WORK TO DO:
Set down the data below without change, skipping the pictures it holds.

Saved entries:
+-------+

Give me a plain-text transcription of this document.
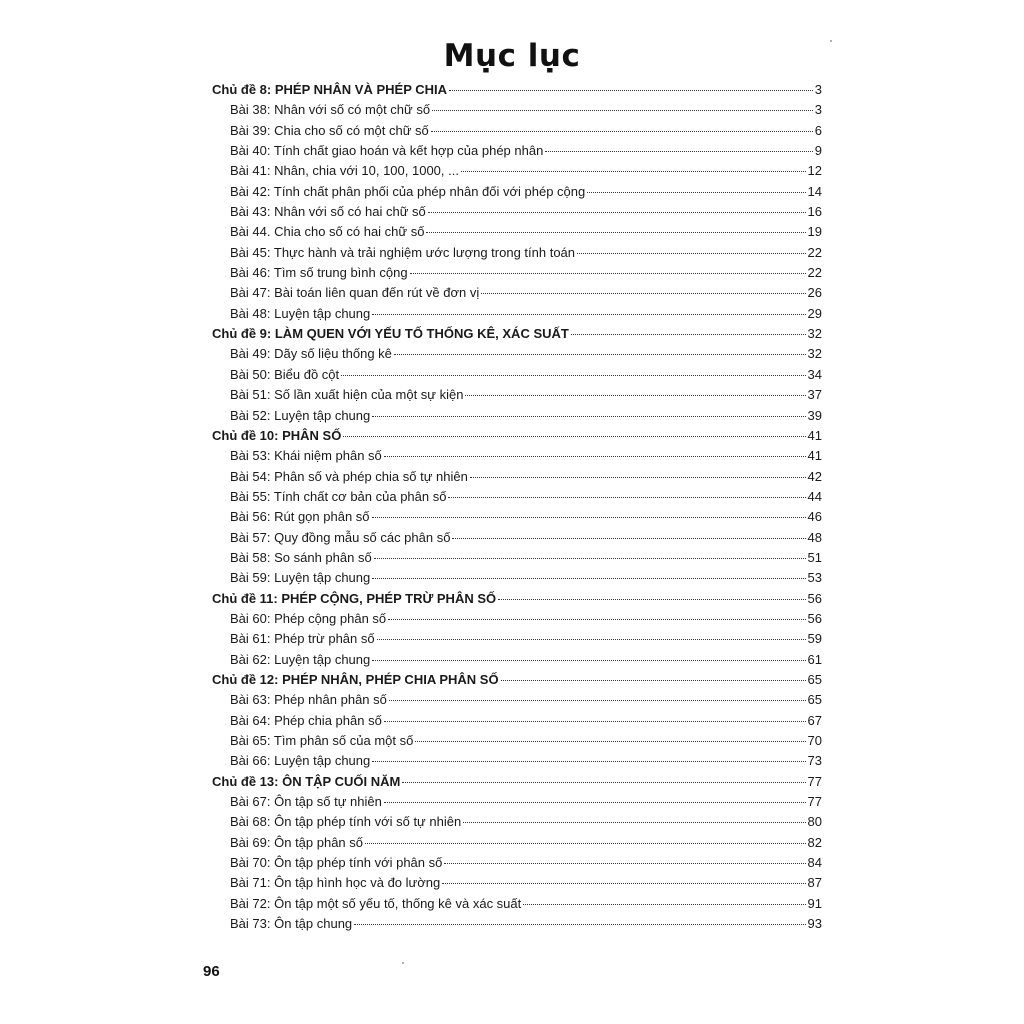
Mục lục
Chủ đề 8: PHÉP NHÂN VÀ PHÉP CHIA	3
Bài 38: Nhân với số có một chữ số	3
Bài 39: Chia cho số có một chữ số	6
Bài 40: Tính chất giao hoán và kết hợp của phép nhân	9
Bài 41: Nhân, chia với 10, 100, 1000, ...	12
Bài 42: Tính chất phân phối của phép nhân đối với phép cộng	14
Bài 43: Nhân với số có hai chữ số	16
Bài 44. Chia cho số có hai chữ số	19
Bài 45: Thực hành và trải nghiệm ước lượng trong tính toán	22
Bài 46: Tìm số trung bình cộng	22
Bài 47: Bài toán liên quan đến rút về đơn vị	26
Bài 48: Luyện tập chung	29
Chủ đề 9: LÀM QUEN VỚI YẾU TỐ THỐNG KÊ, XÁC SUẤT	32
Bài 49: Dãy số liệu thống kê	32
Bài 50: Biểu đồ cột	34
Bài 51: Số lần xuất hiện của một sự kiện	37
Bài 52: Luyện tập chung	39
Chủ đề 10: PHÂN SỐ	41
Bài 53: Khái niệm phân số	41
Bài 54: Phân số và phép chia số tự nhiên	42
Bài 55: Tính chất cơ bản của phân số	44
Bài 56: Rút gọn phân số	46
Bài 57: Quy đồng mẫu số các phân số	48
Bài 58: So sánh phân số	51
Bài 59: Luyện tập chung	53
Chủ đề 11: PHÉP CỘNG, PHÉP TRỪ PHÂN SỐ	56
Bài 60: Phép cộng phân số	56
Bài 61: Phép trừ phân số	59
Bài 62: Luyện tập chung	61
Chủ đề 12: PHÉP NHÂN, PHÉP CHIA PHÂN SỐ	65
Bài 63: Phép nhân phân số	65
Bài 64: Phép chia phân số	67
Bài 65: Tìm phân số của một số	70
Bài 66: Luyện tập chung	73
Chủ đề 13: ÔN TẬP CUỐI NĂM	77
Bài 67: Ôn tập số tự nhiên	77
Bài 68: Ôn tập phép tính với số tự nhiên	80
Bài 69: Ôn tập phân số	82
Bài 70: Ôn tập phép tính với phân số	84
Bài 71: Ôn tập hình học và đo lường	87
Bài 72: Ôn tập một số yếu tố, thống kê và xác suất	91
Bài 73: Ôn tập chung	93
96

+-------+

EXERCISE SOLUTION:
Give me a plain-text transcription of this document.
Mục lục
Chủ đề 8: PHÉP NHÂN VÀ PHÉP CHIA	3
Bài 38: Nhân với số có một chữ số	3
Bài 39: Chia cho số có một chữ số	6
Bài 40: Tính chất giao hoán và kết hợp của phép nhân	9
Bài 41: Nhân, chia với 10, 100, 1000, ...	12
Bài 42: Tính chất phân phối của phép nhân đối với phép cộng	14
Bài 43: Nhân với số có hai chữ số	16
Bài 44. Chia cho số có hai chữ số	19
Bài 45: Thực hành và trải nghiệm ước lượng trong tính toán	22
Bài 46: Tìm số trung bình cộng	22
Bài 47: Bài toán liên quan đến rút về đơn vị	26
Bài 48: Luyện tập chung	29
Chủ đề 9: LÀM QUEN VỚI YẾU TỐ THỐNG KÊ, XÁC SUẤT	32
Bài 49: Dãy số liệu thống kê	32
Bài 50: Biểu đồ cột	34
Bài 51: Số lần xuất hiện của một sự kiện	37
Bài 52: Luyện tập chung	39
Chủ đề 10: PHÂN SỐ	41
Bài 53: Khái niệm phân số	41
Bài 54: Phân số và phép chia số tự nhiên	42
Bài 55: Tính chất cơ bản của phân số	44
Bài 56: Rút gọn phân số	46
Bài 57: Quy đồng mẫu số các phân số	48
Bài 58: So sánh phân số	51
Bài 59: Luyện tập chung	53
Chủ đề 11: PHÉP CỘNG, PHÉP TRỪ PHÂN SỐ	56
Bài 60: Phép cộng phân số	56
Bài 61: Phép trừ phân số	59
Bài 62: Luyện tập chung	61
Chủ đề 12: PHÉP NHÂN, PHÉP CHIA PHÂN SỐ	65
Bài 63: Phép nhân phân số	65
Bài 64: Phép chia phân số	67
Bài 65: Tìm phân số của một số	70
Bài 66: Luyện tập chung	73
Chủ đề 13: ÔN TẬP CUỐI NĂM	77
Bài 67: Ôn tập số tự nhiên	77
Bài 68: Ôn tập phép tính với số tự nhiên	80
Bài 69: Ôn tập phân số	82
Bài 70: Ôn tập phép tính với phân số	84
Bài 71: Ôn tập hình học và đo lường	87
Bài 72: Ôn tập một số yếu tố, thống kê và xác suất	91
Bài 73: Ôn tập chung	93
96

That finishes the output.